■ AIM ■
Tell how many lines in these records contain the string "image", with only the number as the reply.

————

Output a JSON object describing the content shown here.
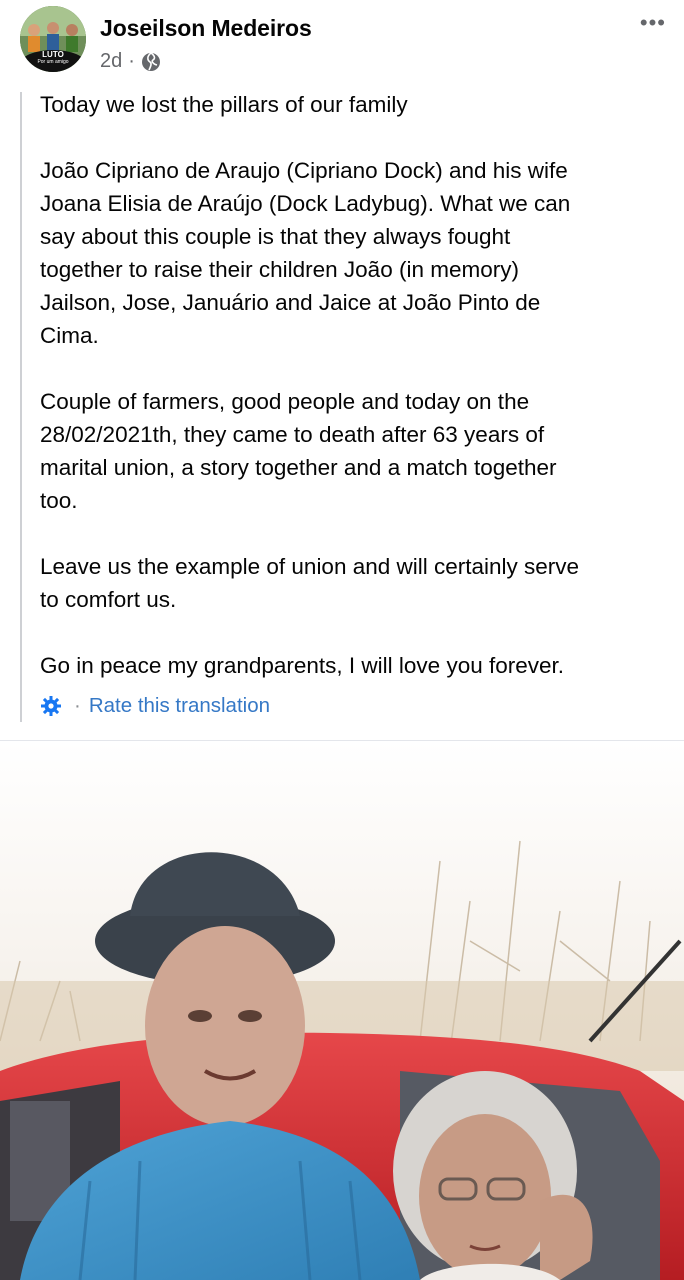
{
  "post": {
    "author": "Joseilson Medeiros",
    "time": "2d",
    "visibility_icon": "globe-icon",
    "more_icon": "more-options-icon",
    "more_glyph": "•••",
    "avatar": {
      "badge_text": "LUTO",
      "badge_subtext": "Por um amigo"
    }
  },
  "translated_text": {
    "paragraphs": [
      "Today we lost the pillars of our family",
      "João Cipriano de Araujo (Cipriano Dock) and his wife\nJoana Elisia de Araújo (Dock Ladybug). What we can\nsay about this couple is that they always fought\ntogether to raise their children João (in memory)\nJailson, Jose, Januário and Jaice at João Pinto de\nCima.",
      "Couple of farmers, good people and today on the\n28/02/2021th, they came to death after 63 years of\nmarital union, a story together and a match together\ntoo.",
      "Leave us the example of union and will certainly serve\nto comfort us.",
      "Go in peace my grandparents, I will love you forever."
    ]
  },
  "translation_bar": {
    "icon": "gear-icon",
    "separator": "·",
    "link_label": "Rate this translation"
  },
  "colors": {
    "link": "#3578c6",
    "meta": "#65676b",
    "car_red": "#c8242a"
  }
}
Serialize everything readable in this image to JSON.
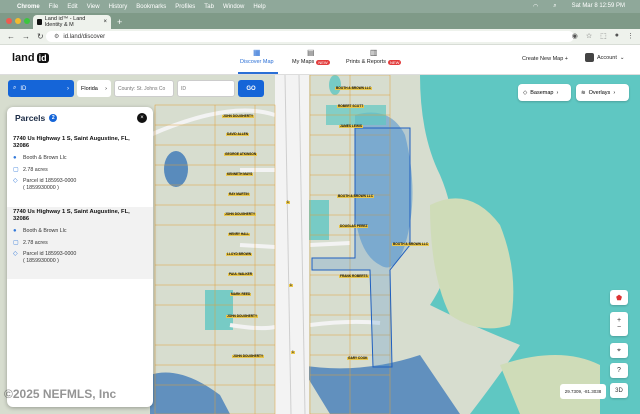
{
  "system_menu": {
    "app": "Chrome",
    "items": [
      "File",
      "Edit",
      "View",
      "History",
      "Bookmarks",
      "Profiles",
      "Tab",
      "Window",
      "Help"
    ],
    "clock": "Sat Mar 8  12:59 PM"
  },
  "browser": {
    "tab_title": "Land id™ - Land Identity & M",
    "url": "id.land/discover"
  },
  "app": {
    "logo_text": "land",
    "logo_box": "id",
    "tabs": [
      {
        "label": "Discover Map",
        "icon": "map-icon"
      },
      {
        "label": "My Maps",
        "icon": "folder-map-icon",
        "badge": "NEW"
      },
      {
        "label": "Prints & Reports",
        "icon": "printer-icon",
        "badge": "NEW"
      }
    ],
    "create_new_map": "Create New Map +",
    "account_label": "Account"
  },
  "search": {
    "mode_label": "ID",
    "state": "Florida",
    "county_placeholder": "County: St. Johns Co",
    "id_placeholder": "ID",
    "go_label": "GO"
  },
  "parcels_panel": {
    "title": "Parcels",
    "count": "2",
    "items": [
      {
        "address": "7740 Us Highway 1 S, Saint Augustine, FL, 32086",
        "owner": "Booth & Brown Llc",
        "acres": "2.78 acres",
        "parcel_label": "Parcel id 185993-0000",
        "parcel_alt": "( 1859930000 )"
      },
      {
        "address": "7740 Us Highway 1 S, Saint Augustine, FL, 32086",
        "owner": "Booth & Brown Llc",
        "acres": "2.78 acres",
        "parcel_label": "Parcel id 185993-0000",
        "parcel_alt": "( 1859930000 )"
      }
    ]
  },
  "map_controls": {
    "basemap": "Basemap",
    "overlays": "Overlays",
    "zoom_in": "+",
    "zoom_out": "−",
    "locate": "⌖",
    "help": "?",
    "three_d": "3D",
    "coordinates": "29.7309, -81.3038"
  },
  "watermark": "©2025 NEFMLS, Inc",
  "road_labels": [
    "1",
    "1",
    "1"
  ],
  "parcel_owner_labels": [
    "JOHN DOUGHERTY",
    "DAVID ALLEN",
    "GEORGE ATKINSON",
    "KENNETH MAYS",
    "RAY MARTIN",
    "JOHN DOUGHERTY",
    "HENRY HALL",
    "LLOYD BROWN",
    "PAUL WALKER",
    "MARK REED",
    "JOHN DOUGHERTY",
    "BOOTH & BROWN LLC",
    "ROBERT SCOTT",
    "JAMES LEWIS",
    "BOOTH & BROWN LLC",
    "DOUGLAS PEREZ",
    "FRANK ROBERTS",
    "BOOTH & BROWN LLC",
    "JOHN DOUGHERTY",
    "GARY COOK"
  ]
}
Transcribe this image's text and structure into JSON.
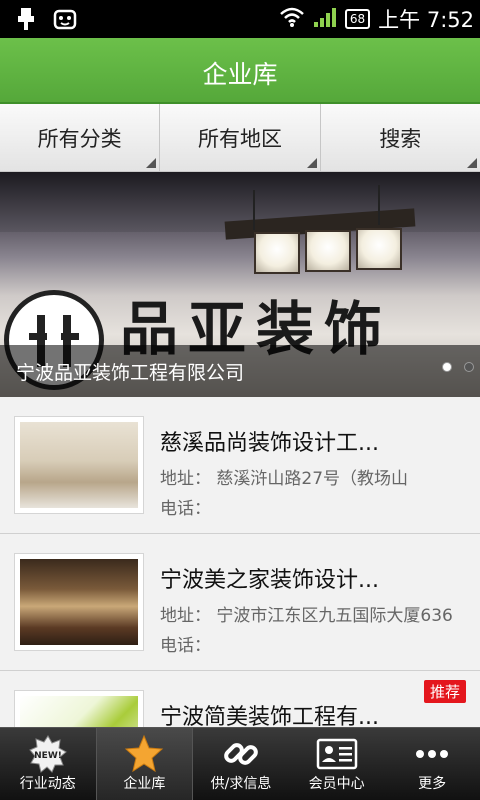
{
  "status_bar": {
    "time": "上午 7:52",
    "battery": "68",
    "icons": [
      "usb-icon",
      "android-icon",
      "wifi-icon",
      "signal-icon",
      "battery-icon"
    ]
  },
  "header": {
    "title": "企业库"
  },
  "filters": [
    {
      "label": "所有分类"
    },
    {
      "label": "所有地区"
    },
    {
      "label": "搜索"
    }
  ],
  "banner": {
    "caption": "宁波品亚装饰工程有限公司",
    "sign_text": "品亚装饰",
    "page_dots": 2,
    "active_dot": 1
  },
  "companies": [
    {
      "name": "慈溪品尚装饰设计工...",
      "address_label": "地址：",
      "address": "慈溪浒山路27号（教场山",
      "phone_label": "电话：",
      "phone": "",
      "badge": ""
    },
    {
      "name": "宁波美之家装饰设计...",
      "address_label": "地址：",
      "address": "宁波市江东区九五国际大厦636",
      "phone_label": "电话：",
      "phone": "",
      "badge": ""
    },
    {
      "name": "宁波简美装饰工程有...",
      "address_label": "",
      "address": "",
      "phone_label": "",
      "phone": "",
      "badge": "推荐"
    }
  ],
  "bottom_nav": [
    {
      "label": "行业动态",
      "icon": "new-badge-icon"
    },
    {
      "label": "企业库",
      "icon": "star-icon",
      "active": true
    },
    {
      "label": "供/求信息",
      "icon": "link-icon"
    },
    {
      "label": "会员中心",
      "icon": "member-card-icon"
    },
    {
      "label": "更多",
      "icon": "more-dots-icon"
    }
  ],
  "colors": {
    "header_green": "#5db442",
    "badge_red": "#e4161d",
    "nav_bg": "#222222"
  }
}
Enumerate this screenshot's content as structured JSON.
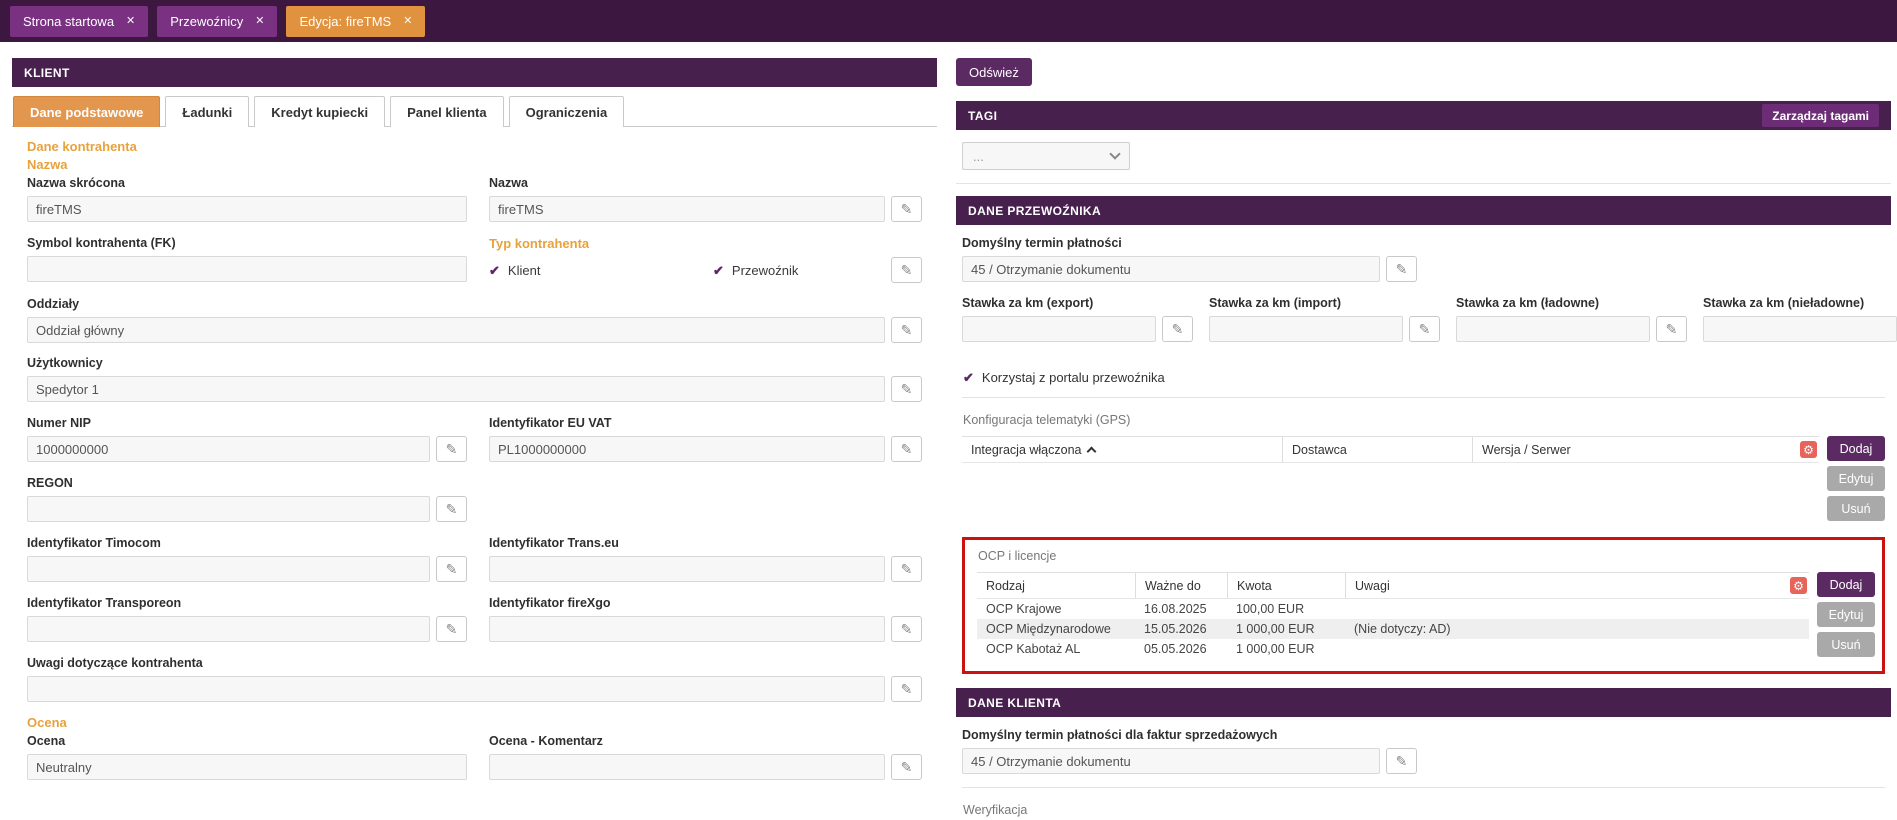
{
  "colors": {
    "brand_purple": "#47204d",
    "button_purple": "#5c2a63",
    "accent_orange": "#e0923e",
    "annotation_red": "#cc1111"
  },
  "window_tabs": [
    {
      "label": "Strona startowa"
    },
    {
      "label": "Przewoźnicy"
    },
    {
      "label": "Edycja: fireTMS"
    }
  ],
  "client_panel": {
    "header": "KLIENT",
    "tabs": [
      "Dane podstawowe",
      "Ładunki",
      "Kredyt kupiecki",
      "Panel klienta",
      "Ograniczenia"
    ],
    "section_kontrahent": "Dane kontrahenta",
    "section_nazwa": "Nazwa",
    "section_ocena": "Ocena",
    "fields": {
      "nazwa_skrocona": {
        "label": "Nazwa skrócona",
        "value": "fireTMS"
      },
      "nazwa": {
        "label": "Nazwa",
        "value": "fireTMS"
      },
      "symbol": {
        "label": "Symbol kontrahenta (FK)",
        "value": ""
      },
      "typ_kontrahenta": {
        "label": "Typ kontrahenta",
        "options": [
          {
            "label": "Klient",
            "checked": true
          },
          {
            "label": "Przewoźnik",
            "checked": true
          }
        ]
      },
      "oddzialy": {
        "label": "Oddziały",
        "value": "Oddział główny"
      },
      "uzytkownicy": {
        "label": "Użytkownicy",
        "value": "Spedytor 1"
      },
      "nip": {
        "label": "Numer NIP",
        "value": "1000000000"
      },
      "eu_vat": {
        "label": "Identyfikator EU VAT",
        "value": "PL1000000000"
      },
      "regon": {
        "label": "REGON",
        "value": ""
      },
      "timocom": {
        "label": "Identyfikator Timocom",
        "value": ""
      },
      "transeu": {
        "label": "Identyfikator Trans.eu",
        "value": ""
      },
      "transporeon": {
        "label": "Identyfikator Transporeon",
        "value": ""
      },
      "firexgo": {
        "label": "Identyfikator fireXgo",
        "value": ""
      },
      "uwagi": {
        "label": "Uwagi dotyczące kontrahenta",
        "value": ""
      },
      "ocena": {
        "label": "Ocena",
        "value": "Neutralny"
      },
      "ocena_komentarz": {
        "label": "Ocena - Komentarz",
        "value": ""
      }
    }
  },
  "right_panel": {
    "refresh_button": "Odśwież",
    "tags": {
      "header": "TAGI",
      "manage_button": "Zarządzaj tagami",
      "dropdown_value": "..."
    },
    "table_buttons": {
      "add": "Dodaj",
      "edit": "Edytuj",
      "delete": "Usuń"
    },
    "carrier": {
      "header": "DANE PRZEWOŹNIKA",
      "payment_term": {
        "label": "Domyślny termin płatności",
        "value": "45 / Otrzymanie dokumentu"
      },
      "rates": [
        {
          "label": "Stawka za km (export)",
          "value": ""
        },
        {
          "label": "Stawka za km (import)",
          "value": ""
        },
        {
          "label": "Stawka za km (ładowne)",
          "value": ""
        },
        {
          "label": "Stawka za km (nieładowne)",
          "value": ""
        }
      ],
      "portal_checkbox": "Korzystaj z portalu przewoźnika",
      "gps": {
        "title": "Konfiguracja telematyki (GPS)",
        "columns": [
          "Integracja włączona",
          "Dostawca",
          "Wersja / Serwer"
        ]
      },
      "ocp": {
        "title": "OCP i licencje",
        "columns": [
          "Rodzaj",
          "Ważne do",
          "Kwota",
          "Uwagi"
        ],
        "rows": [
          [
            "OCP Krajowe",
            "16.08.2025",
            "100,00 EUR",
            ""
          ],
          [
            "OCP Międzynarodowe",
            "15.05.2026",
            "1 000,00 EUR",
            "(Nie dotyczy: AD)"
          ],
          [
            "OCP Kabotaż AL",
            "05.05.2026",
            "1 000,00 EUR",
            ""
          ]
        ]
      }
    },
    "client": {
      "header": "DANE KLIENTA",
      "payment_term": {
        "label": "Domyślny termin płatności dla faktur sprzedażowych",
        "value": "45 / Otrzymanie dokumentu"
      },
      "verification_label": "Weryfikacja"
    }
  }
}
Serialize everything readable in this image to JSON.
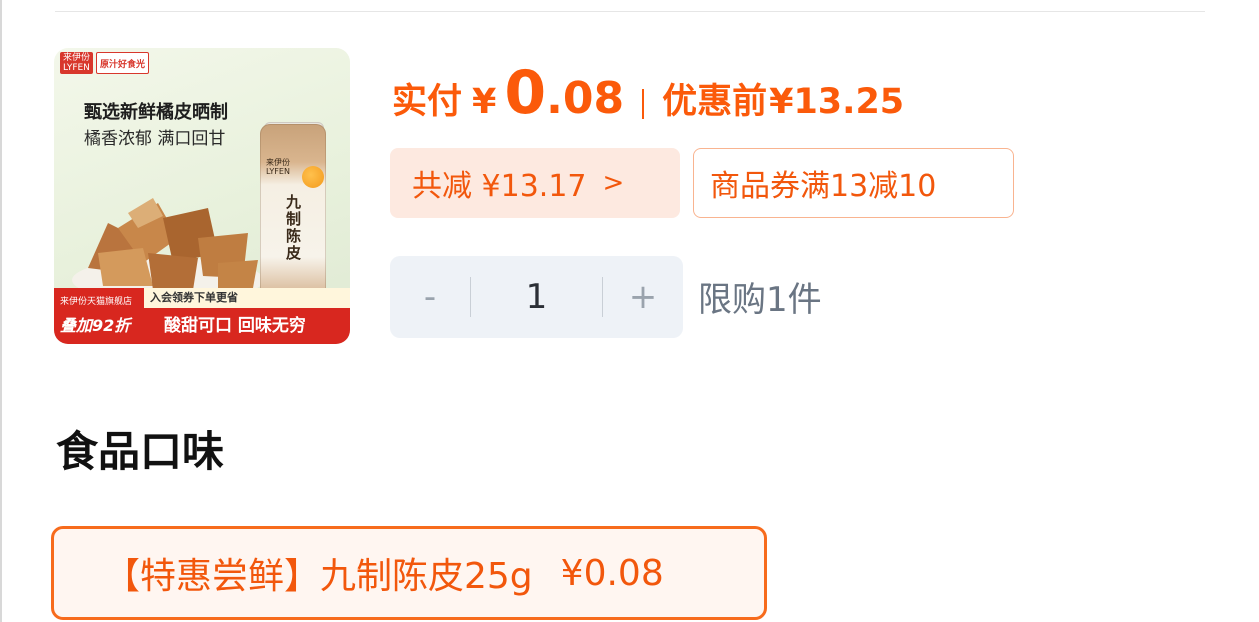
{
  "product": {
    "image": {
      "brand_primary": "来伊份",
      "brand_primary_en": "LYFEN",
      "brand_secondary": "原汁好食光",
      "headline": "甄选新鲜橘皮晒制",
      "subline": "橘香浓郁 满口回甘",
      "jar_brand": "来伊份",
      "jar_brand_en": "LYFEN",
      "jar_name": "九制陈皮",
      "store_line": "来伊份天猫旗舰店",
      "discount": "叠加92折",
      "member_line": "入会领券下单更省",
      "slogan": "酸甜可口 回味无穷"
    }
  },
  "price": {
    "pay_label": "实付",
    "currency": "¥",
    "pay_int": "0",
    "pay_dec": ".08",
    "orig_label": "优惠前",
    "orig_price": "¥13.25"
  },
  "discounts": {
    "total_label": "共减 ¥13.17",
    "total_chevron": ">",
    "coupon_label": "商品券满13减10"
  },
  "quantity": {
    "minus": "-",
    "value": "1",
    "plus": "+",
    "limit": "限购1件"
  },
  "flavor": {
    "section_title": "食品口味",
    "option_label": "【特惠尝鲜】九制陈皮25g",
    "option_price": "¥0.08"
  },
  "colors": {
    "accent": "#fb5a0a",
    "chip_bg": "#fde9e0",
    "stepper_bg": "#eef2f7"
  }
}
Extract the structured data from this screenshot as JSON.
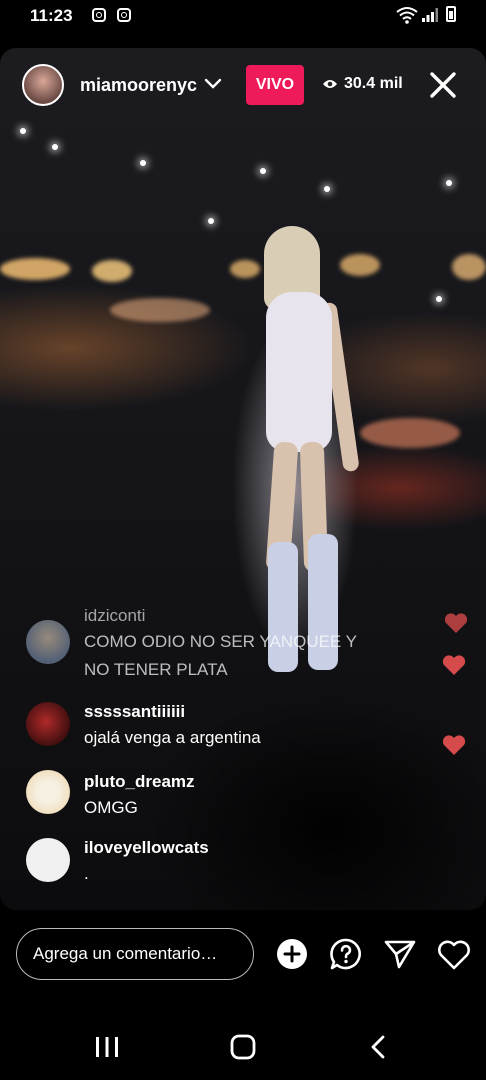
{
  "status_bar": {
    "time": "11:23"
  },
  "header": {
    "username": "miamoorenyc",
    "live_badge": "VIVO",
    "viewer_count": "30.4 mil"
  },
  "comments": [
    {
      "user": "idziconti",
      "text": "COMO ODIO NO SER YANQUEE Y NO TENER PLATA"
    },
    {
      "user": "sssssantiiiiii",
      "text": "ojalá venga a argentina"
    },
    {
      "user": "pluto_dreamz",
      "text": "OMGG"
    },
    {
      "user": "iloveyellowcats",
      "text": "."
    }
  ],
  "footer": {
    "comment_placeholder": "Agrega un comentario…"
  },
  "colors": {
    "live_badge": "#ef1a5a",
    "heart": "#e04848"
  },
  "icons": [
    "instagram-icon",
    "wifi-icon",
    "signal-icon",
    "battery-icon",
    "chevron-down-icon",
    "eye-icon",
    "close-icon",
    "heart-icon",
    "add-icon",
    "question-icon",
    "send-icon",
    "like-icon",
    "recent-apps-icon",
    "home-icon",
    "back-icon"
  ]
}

————

■ WRITTEN REPLY ■
4